Exercise details: Without the images, output each record below as it stands.

[Dataset excerpt]
::::::

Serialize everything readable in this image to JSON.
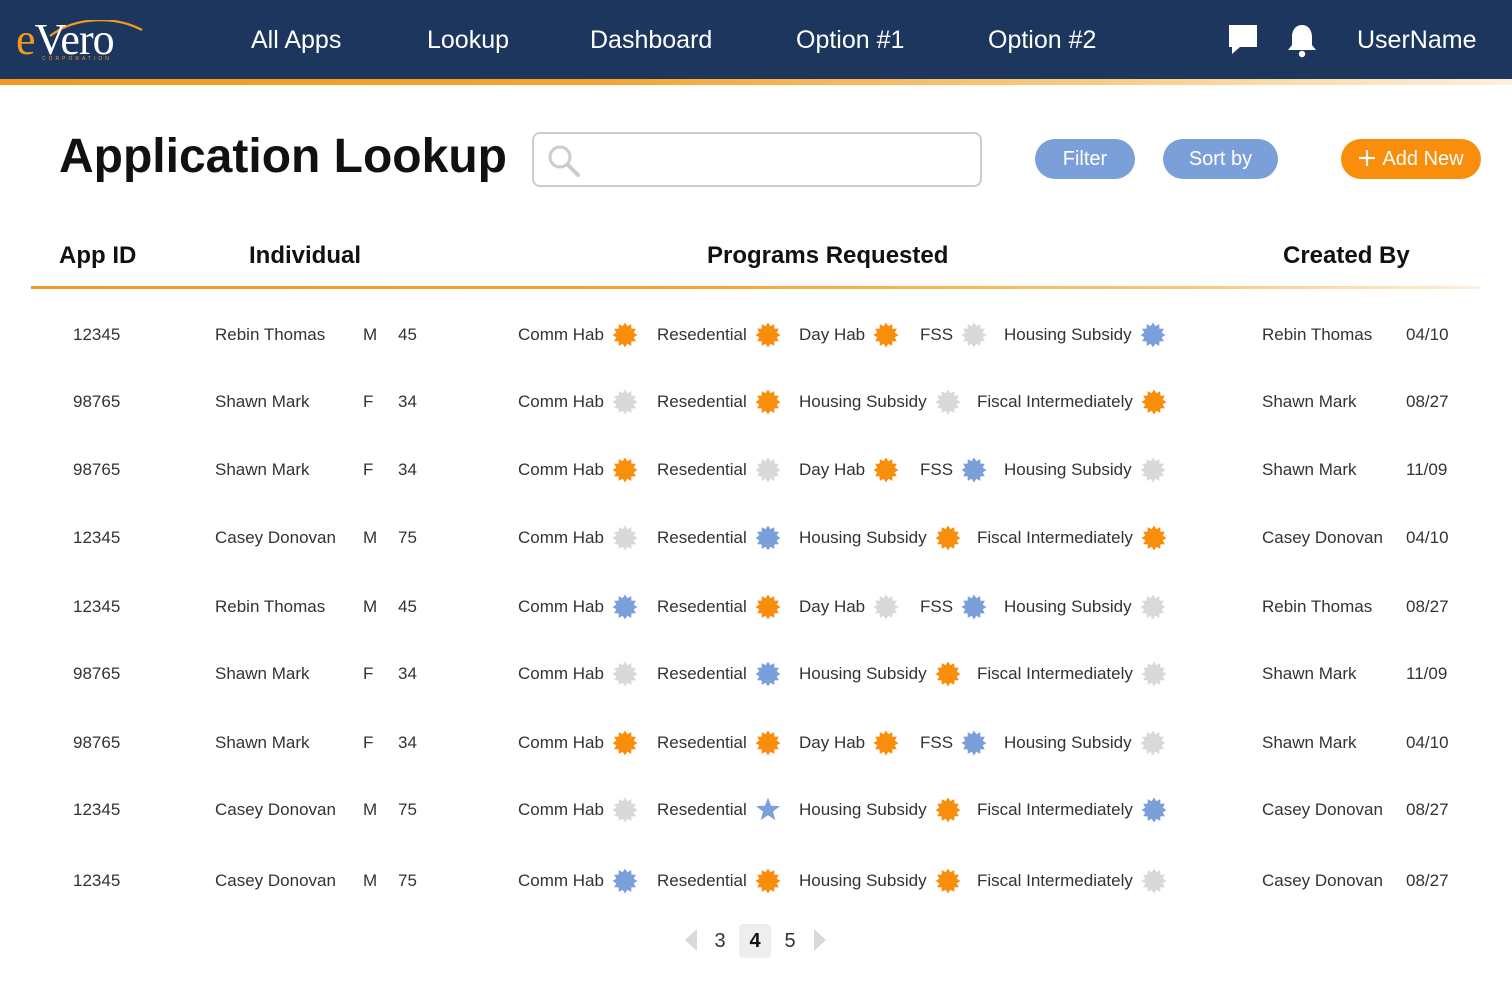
{
  "app": {
    "logo_text": "eVero",
    "logo_subtext": "CORPORATION",
    "brand_colors": {
      "navy": "#1d365d",
      "orange": "#f98d0c",
      "blue": "#7b9fd9",
      "gray": "#d9d9d9"
    }
  },
  "nav": {
    "items": [
      "All Apps",
      "Lookup",
      "Dashboard",
      "Option #1",
      "Option #2"
    ],
    "icons": [
      "chat-icon",
      "bell-icon"
    ],
    "username": "UserName"
  },
  "toolbar": {
    "title": "Application Lookup",
    "search_placeholder": "",
    "search_value": "",
    "filter_label": "Filter",
    "sort_label": "Sort by",
    "add_label": "Add New"
  },
  "table": {
    "headers": [
      "App ID",
      "Individual",
      "Programs Requested",
      "Created By"
    ],
    "status_legend": {
      "orange": "badge-orange",
      "blue": "badge-blue",
      "gray": "badge-gray",
      "star": "star-blue"
    },
    "rows": [
      {
        "app_id": "12345",
        "name": "Rebin Thomas",
        "gender": "M",
        "age": "45",
        "programs": [
          {
            "label": "Comm Hab",
            "status": "orange"
          },
          {
            "label": "Resedential",
            "status": "orange"
          },
          {
            "label": "Day Hab",
            "status": "orange"
          },
          {
            "label": "FSS",
            "status": "gray"
          },
          {
            "label": "Housing Subsidy",
            "status": "blue"
          }
        ],
        "created_by": "Rebin Thomas",
        "date": "04/10"
      },
      {
        "app_id": "98765",
        "name": "Shawn Mark",
        "gender": "F",
        "age": "34",
        "programs": [
          {
            "label": "Comm Hab",
            "status": "gray"
          },
          {
            "label": "Resedential",
            "status": "orange"
          },
          {
            "label": "Housing Subsidy",
            "status": "gray"
          },
          {
            "label": "Fiscal Intermediately",
            "status": "orange"
          }
        ],
        "created_by": "Shawn Mark",
        "date": "08/27"
      },
      {
        "app_id": "98765",
        "name": "Shawn Mark",
        "gender": "F",
        "age": "34",
        "programs": [
          {
            "label": "Comm Hab",
            "status": "orange"
          },
          {
            "label": "Resedential",
            "status": "gray"
          },
          {
            "label": "Day Hab",
            "status": "orange"
          },
          {
            "label": "FSS",
            "status": "blue"
          },
          {
            "label": "Housing Subsidy",
            "status": "gray"
          }
        ],
        "created_by": "Shawn Mark",
        "date": "11/09"
      },
      {
        "app_id": "12345",
        "name": "Casey Donovan",
        "gender": "M",
        "age": "75",
        "programs": [
          {
            "label": "Comm Hab",
            "status": "gray"
          },
          {
            "label": "Resedential",
            "status": "blue"
          },
          {
            "label": "Housing Subsidy",
            "status": "orange"
          },
          {
            "label": "Fiscal Intermediately",
            "status": "orange"
          }
        ],
        "created_by": "Casey Donovan",
        "date": "04/10"
      },
      {
        "app_id": "12345",
        "name": "Rebin Thomas",
        "gender": "M",
        "age": "45",
        "programs": [
          {
            "label": "Comm Hab",
            "status": "blue"
          },
          {
            "label": "Resedential",
            "status": "orange"
          },
          {
            "label": "Day Hab",
            "status": "gray"
          },
          {
            "label": "FSS",
            "status": "blue"
          },
          {
            "label": "Housing Subsidy",
            "status": "gray"
          }
        ],
        "created_by": "Rebin Thomas",
        "date": "08/27"
      },
      {
        "app_id": "98765",
        "name": "Shawn Mark",
        "gender": "F",
        "age": "34",
        "programs": [
          {
            "label": "Comm Hab",
            "status": "gray"
          },
          {
            "label": "Resedential",
            "status": "blue"
          },
          {
            "label": "Housing Subsidy",
            "status": "orange"
          },
          {
            "label": "Fiscal Intermediately",
            "status": "gray"
          }
        ],
        "created_by": "Shawn Mark",
        "date": "11/09"
      },
      {
        "app_id": "98765",
        "name": "Shawn Mark",
        "gender": "F",
        "age": "34",
        "programs": [
          {
            "label": "Comm Hab",
            "status": "orange"
          },
          {
            "label": "Resedential",
            "status": "orange"
          },
          {
            "label": "Day Hab",
            "status": "orange"
          },
          {
            "label": "FSS",
            "status": "blue"
          },
          {
            "label": "Housing Subsidy",
            "status": "gray"
          }
        ],
        "created_by": "Shawn Mark",
        "date": "04/10"
      },
      {
        "app_id": "12345",
        "name": "Casey Donovan",
        "gender": "M",
        "age": "75",
        "programs": [
          {
            "label": "Comm Hab",
            "status": "gray"
          },
          {
            "label": "Resedential",
            "status": "star"
          },
          {
            "label": "Housing Subsidy",
            "status": "orange"
          },
          {
            "label": "Fiscal Intermediately",
            "status": "blue"
          }
        ],
        "created_by": "Casey Donovan",
        "date": "08/27"
      },
      {
        "app_id": "12345",
        "name": "Casey Donovan",
        "gender": "M",
        "age": "75",
        "programs": [
          {
            "label": "Comm Hab",
            "status": "blue"
          },
          {
            "label": "Resedential",
            "status": "orange"
          },
          {
            "label": "Housing Subsidy",
            "status": "orange"
          },
          {
            "label": "Fiscal Intermediately",
            "status": "gray"
          }
        ],
        "created_by": "Casey Donovan",
        "date": "08/27"
      }
    ]
  },
  "pagination": {
    "pages": [
      "3",
      "4",
      "5"
    ],
    "current": "4",
    "icons": [
      "chevron-left-icon",
      "chevron-right-icon"
    ]
  }
}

::::::

Result of this task:
Serialize everything readable in this image to JSON.
{
  "app": {
    "logo_text": "eVero",
    "logo_subtext": "CORPORATION",
    "brand_colors": {
      "navy": "#1d365d",
      "orange": "#f98d0c",
      "blue": "#7b9fd9",
      "gray": "#d9d9d9"
    }
  },
  "nav": {
    "items": [
      "All Apps",
      "Lookup",
      "Dashboard",
      "Option #1",
      "Option #2"
    ],
    "icons": [
      "chat-icon",
      "bell-icon"
    ],
    "username": "UserName"
  },
  "toolbar": {
    "title": "Application Lookup",
    "search_placeholder": "",
    "search_value": "",
    "filter_label": "Filter",
    "sort_label": "Sort by",
    "add_label": "Add New"
  },
  "table": {
    "headers": [
      "App ID",
      "Individual",
      "Programs Requested",
      "Created By"
    ],
    "status_legend": {
      "orange": "badge-orange",
      "blue": "badge-blue",
      "gray": "badge-gray",
      "star": "star-blue"
    },
    "rows": [
      {
        "app_id": "12345",
        "name": "Rebin Thomas",
        "gender": "M",
        "age": "45",
        "programs": [
          {
            "label": "Comm Hab",
            "status": "orange"
          },
          {
            "label": "Resedential",
            "status": "orange"
          },
          {
            "label": "Day Hab",
            "status": "orange"
          },
          {
            "label": "FSS",
            "status": "gray"
          },
          {
            "label": "Housing Subsidy",
            "status": "blue"
          }
        ],
        "created_by": "Rebin Thomas",
        "date": "04/10"
      },
      {
        "app_id": "98765",
        "name": "Shawn Mark",
        "gender": "F",
        "age": "34",
        "programs": [
          {
            "label": "Comm Hab",
            "status": "gray"
          },
          {
            "label": "Resedential",
            "status": "orange"
          },
          {
            "label": "Housing Subsidy",
            "status": "gray"
          },
          {
            "label": "Fiscal Intermediately",
            "status": "orange"
          }
        ],
        "created_by": "Shawn Mark",
        "date": "08/27"
      },
      {
        "app_id": "98765",
        "name": "Shawn Mark",
        "gender": "F",
        "age": "34",
        "programs": [
          {
            "label": "Comm Hab",
            "status": "orange"
          },
          {
            "label": "Resedential",
            "status": "gray"
          },
          {
            "label": "Day Hab",
            "status": "orange"
          },
          {
            "label": "FSS",
            "status": "blue"
          },
          {
            "label": "Housing Subsidy",
            "status": "gray"
          }
        ],
        "created_by": "Shawn Mark",
        "date": "11/09"
      },
      {
        "app_id": "12345",
        "name": "Casey Donovan",
        "gender": "M",
        "age": "75",
        "programs": [
          {
            "label": "Comm Hab",
            "status": "gray"
          },
          {
            "label": "Resedential",
            "status": "blue"
          },
          {
            "label": "Housing Subsidy",
            "status": "orange"
          },
          {
            "label": "Fiscal Intermediately",
            "status": "orange"
          }
        ],
        "created_by": "Casey Donovan",
        "date": "04/10"
      },
      {
        "app_id": "12345",
        "name": "Rebin Thomas",
        "gender": "M",
        "age": "45",
        "programs": [
          {
            "label": "Comm Hab",
            "status": "blue"
          },
          {
            "label": "Resedential",
            "status": "orange"
          },
          {
            "label": "Day Hab",
            "status": "gray"
          },
          {
            "label": "FSS",
            "status": "blue"
          },
          {
            "label": "Housing Subsidy",
            "status": "gray"
          }
        ],
        "created_by": "Rebin Thomas",
        "date": "08/27"
      },
      {
        "app_id": "98765",
        "name": "Shawn Mark",
        "gender": "F",
        "age": "34",
        "programs": [
          {
            "label": "Comm Hab",
            "status": "gray"
          },
          {
            "label": "Resedential",
            "status": "blue"
          },
          {
            "label": "Housing Subsidy",
            "status": "orange"
          },
          {
            "label": "Fiscal Intermediately",
            "status": "gray"
          }
        ],
        "created_by": "Shawn Mark",
        "date": "11/09"
      },
      {
        "app_id": "98765",
        "name": "Shawn Mark",
        "gender": "F",
        "age": "34",
        "programs": [
          {
            "label": "Comm Hab",
            "status": "orange"
          },
          {
            "label": "Resedential",
            "status": "orange"
          },
          {
            "label": "Day Hab",
            "status": "orange"
          },
          {
            "label": "FSS",
            "status": "blue"
          },
          {
            "label": "Housing Subsidy",
            "status": "gray"
          }
        ],
        "created_by": "Shawn Mark",
        "date": "04/10"
      },
      {
        "app_id": "12345",
        "name": "Casey Donovan",
        "gender": "M",
        "age": "75",
        "programs": [
          {
            "label": "Comm Hab",
            "status": "gray"
          },
          {
            "label": "Resedential",
            "status": "star"
          },
          {
            "label": "Housing Subsidy",
            "status": "orange"
          },
          {
            "label": "Fiscal Intermediately",
            "status": "blue"
          }
        ],
        "created_by": "Casey Donovan",
        "date": "08/27"
      },
      {
        "app_id": "12345",
        "name": "Casey Donovan",
        "gender": "M",
        "age": "75",
        "programs": [
          {
            "label": "Comm Hab",
            "status": "blue"
          },
          {
            "label": "Resedential",
            "status": "orange"
          },
          {
            "label": "Housing Subsidy",
            "status": "orange"
          },
          {
            "label": "Fiscal Intermediately",
            "status": "gray"
          }
        ],
        "created_by": "Casey Donovan",
        "date": "08/27"
      }
    ]
  },
  "pagination": {
    "pages": [
      "3",
      "4",
      "5"
    ],
    "current": "4",
    "icons": [
      "chevron-left-icon",
      "chevron-right-icon"
    ]
  }
}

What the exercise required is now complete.